* _EXERCISE TASK_
Leave out the pictures and return every entry exactly as it appears.

* _EXTRACTED RECORDS_
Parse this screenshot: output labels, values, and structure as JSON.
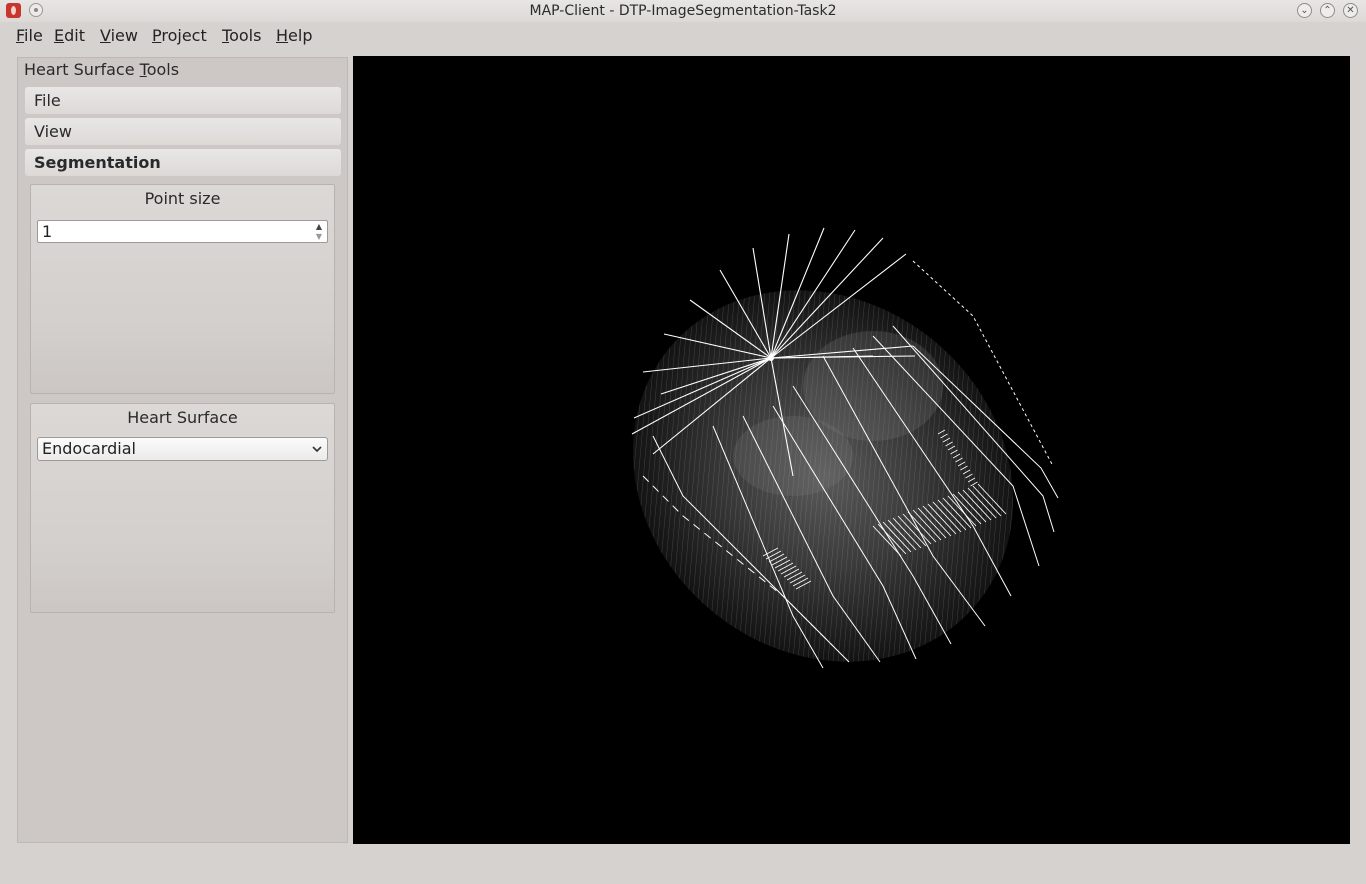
{
  "window": {
    "title": "MAP-Client - DTP-ImageSegmentation-Task2",
    "controls": [
      "minimize",
      "maximize",
      "close"
    ]
  },
  "menubar": {
    "items": [
      {
        "label": "File",
        "mnemonic": "F",
        "rest": "ile"
      },
      {
        "label": "Edit",
        "mnemonic": "E",
        "rest": "dit"
      },
      {
        "label": "View",
        "mnemonic": "V",
        "rest": "iew"
      },
      {
        "label": "Project",
        "mnemonic": "P",
        "rest": "roject"
      },
      {
        "label": "Tools",
        "mnemonic": "T",
        "rest": "ools"
      },
      {
        "label": "Help",
        "mnemonic": "H",
        "rest": "elp"
      }
    ]
  },
  "side_panel": {
    "title_prefix": "Heart Surface ",
    "title_mnemonic": "T",
    "title_rest": "ools",
    "tabs": [
      {
        "label": "File",
        "active": false
      },
      {
        "label": "View",
        "active": false
      },
      {
        "label": "Segmentation",
        "active": true
      }
    ],
    "point_size": {
      "label": "Point size",
      "value": "1"
    },
    "heart_surface": {
      "label": "Heart Surface",
      "selected": "Endocardial"
    }
  },
  "viewport": {
    "background": "#000000",
    "content": "3D rendering of stacked MRI image planes radiating around a central axis"
  },
  "colors": {
    "window_bg": "#d6d2d0",
    "panel_bg": "#cdc8c5",
    "accent_red": "#c8372d"
  }
}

* _COMPLETE OUTPUT_
Parse this screenshot: output labels, values, and structure as JSON.
{
  "window": {
    "title": "MAP-Client - DTP-ImageSegmentation-Task2",
    "controls": [
      "minimize",
      "maximize",
      "close"
    ]
  },
  "menubar": {
    "items": [
      {
        "label": "File",
        "mnemonic": "F",
        "rest": "ile"
      },
      {
        "label": "Edit",
        "mnemonic": "E",
        "rest": "dit"
      },
      {
        "label": "View",
        "mnemonic": "V",
        "rest": "iew"
      },
      {
        "label": "Project",
        "mnemonic": "P",
        "rest": "roject"
      },
      {
        "label": "Tools",
        "mnemonic": "T",
        "rest": "ools"
      },
      {
        "label": "Help",
        "mnemonic": "H",
        "rest": "elp"
      }
    ]
  },
  "side_panel": {
    "title_prefix": "Heart Surface ",
    "title_mnemonic": "T",
    "title_rest": "ools",
    "tabs": [
      {
        "label": "File",
        "active": false
      },
      {
        "label": "View",
        "active": false
      },
      {
        "label": "Segmentation",
        "active": true
      }
    ],
    "point_size": {
      "label": "Point size",
      "value": "1"
    },
    "heart_surface": {
      "label": "Heart Surface",
      "selected": "Endocardial"
    }
  },
  "viewport": {
    "background": "#000000",
    "content": "3D rendering of stacked MRI image planes radiating around a central axis"
  },
  "colors": {
    "window_bg": "#d6d2d0",
    "panel_bg": "#cdc8c5",
    "accent_red": "#c8372d"
  }
}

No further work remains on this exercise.